What to do => Repeat word for word everything from the line containing "Read this page and output its text content." to the end of the listing, first and last lines included, and only that.

Data for processing =>

+ + + +

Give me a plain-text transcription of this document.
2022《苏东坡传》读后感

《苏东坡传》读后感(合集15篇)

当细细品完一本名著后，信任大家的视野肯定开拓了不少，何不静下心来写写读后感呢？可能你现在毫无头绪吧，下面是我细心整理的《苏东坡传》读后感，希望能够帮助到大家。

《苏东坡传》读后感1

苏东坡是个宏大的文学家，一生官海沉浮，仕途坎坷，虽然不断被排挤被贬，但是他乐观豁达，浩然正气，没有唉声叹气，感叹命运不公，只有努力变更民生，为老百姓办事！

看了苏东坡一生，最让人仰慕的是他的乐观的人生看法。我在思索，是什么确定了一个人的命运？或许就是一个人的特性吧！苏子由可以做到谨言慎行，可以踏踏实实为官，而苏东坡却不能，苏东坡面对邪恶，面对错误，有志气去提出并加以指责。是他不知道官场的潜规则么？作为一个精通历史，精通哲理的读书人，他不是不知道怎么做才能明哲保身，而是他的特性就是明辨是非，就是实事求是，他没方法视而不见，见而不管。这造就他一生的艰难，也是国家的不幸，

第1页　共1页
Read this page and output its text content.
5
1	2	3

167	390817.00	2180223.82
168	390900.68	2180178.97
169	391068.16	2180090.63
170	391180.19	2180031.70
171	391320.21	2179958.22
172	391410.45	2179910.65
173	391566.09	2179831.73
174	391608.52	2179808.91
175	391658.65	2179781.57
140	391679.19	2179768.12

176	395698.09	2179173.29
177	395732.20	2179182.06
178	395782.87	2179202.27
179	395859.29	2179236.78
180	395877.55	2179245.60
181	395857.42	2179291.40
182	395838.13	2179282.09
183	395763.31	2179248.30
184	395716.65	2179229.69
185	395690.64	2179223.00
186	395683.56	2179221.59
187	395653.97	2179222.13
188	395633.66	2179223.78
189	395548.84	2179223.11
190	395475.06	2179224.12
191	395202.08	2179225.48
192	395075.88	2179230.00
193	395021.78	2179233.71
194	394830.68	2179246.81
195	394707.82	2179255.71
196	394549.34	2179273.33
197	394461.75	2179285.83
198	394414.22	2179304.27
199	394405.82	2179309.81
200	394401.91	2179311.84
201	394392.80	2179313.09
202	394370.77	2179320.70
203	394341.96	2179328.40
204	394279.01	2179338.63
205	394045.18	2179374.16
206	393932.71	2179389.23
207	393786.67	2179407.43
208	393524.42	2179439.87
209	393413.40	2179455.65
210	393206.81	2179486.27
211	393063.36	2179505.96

+ + + +

The completed task =>
Read this page and output its text content.
5
1	2	3

167	390817.00	2180223.82
168	390900.68	2180178.97
169	391068.16	2180090.63
170	391180.19	2180031.70
171	391320.21	2179958.22
172	391410.45	2179910.65
173	391566.09	2179831.73
174	391608.52	2179808.91
175	391658.65	2179781.57
140	391679.19	2179768.12

176	395698.09	2179173.29
177	395732.20	2179182.06
178	395782.87	2179202.27
179	395859.29	2179236.78
180	395877.55	2179245.60
181	395857.42	2179291.40
182	395838.13	2179282.09
183	395763.31	2179248.30
184	395716.65	2179229.69
185	395690.64	2179223.00
186	395683.56	2179221.59
187	395653.97	2179222.13
188	395633.66	2179223.78
189	395548.84	2179223.11
190	395475.06	2179224.12
191	395202.08	2179225.48
192	395075.88	2179230.00
193	395021.78	2179233.71
194	394830.68	2179246.81
195	394707.82	2179255.71
196	394549.34	2179273.33
197	394461.75	2179285.83
198	394414.22	2179304.27
199	394405.82	2179309.81
200	394401.91	2179311.84
201	394392.80	2179313.09
202	394370.77	2179320.70
203	394341.96	2179328.40
204	394279.01	2179338.63
205	394045.18	2179374.16
206	393932.71	2179389.23
207	393786.67	2179407.43
208	393524.42	2179439.87
209	393413.40	2179455.65
210	393206.81	2179486.27
211	393063.36	2179505.96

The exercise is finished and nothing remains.